## [Raw data]
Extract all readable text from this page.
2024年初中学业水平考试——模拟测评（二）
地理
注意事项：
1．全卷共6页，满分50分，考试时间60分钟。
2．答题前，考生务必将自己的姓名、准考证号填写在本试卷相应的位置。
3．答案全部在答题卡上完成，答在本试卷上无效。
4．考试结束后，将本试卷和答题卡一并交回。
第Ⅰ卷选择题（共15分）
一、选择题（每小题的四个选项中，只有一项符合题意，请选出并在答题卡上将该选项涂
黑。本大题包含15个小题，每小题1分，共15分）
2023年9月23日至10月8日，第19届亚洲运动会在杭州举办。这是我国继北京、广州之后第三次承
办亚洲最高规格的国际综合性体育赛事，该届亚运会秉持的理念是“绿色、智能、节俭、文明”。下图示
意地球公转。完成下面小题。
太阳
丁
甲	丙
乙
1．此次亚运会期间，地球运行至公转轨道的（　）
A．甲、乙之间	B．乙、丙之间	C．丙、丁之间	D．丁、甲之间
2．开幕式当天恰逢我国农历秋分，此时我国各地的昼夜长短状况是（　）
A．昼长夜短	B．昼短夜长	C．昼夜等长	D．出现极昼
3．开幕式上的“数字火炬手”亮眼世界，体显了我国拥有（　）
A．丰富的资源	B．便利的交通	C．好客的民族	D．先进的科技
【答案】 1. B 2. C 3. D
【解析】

## [Written request]
Produce an exact copy of all the records.

## [Full output]
Extract all readable text from this page.
2024年初中学业水平考试——模拟测评（二）
地理
注意事项：
1．全卷共6页，满分50分，考试时间60分钟。
2．答题前，考生务必将自己的姓名、准考证号填写在本试卷相应的位置。
3．答案全部在答题卡上完成，答在本试卷上无效。
4．考试结束后，将本试卷和答题卡一并交回。
第Ⅰ卷选择题（共15分）
一、选择题（每小题的四个选项中，只有一项符合题意，请选出并在答题卡上将该选项涂
黑。本大题包含15个小题，每小题1分，共15分）
2023年9月23日至10月8日，第19届亚洲运动会在杭州举办。这是我国继北京、广州之后第三次承
办亚洲最高规格的国际综合性体育赛事，该届亚运会秉持的理念是“绿色、智能、节俭、文明”。下图示
意地球公转。完成下面小题。
太阳
丁
甲	丙
乙
1．此次亚运会期间，地球运行至公转轨道的（　）
A．甲、乙之间	B．乙、丙之间	C．丙、丁之间	D．丁、甲之间
2．开幕式当天恰逢我国农历秋分，此时我国各地的昼夜长短状况是（　）
A．昼长夜短	B．昼短夜长	C．昼夜等长	D．出现极昼
3．开幕式上的“数字火炬手”亮眼世界，体显了我国拥有（　）
A．丰富的资源	B．便利的交通	C．好客的民族	D．先进的科技
【答案】 1. B 2. C 3. D
【解析】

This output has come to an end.